**SET TASK**.
Please pull out the records word for word, starting with the very first line and going on through the line with "Text: VVP: VVP [570,28,627,50]", including both of those lines.

[START OF RECORDS FOR THE TASK]

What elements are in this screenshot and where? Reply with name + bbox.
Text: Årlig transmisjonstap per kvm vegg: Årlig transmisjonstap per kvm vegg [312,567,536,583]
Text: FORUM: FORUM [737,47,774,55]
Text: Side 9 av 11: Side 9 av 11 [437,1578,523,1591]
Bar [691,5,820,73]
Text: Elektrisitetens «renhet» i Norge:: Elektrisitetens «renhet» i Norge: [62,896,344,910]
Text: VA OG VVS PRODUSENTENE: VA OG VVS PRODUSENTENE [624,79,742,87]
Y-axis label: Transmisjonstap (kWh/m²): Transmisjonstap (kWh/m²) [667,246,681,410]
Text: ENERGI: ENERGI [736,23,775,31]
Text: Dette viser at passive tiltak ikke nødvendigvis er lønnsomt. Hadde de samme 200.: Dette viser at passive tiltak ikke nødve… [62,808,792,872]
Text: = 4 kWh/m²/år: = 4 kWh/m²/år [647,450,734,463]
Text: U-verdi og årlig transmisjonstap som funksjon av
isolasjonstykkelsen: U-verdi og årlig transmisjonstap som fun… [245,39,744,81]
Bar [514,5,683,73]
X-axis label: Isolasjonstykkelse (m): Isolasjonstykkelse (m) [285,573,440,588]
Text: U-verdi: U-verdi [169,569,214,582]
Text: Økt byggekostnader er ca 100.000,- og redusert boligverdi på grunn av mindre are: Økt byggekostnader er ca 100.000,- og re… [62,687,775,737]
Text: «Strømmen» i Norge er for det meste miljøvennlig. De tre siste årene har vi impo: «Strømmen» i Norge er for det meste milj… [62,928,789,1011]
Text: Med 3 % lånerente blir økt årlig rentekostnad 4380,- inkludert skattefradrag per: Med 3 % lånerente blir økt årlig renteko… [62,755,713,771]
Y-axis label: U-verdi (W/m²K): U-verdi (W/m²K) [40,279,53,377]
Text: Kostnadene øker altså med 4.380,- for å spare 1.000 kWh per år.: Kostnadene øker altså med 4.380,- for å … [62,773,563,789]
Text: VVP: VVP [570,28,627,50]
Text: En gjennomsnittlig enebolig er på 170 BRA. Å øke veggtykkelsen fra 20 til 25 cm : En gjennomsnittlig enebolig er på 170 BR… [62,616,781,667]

[END OF RECORDS FOR THE TASK]

**ANSWER TO THIS TASK**.
What elements are in this screenshot and where? Reply with name + bbox.
Text: Årlig transmisjonstap per kvm vegg: Årlig transmisjonstap per kvm vegg [312,567,536,583]
Text: FORUM: FORUM [737,47,774,55]
Text: Side 9 av 11: Side 9 av 11 [437,1578,523,1591]
Bar [691,5,820,73]
Text: Elektrisitetens «renhet» i Norge:: Elektrisitetens «renhet» i Norge: [62,896,344,910]
Text: VA OG VVS PRODUSENTENE: VA OG VVS PRODUSENTENE [624,79,742,87]
Y-axis label: Transmisjonstap (kWh/m²): Transmisjonstap (kWh/m²) [667,246,681,410]
Text: ENERGI: ENERGI [736,23,775,31]
Text: Dette viser at passive tiltak ikke nødvendigvis er lønnsomt. Hadde de samme 200.: Dette viser at passive tiltak ikke nødve… [62,808,792,872]
Text: = 4 kWh/m²/år: = 4 kWh/m²/år [647,450,734,463]
Text: U-verdi og årlig transmisjonstap som funksjon av
isolasjonstykkelsen: U-verdi og årlig transmisjonstap som fun… [245,39,744,81]
Bar [514,5,683,73]
X-axis label: Isolasjonstykkelse (m): Isolasjonstykkelse (m) [285,573,440,588]
Text: U-verdi: U-verdi [169,569,214,582]
Text: Økt byggekostnader er ca 100.000,- og redusert boligverdi på grunn av mindre are: Økt byggekostnader er ca 100.000,- og re… [62,687,775,737]
Text: «Strømmen» i Norge er for det meste miljøvennlig. De tre siste årene har vi impo: «Strømmen» i Norge er for det meste milj… [62,928,789,1011]
Text: Med 3 % lånerente blir økt årlig rentekostnad 4380,- inkludert skattefradrag per: Med 3 % lånerente blir økt årlig renteko… [62,755,713,771]
Y-axis label: U-verdi (W/m²K): U-verdi (W/m²K) [40,279,53,377]
Text: Kostnadene øker altså med 4.380,- for å spare 1.000 kWh per år.: Kostnadene øker altså med 4.380,- for å … [62,773,563,789]
Text: VVP: VVP [570,28,627,50]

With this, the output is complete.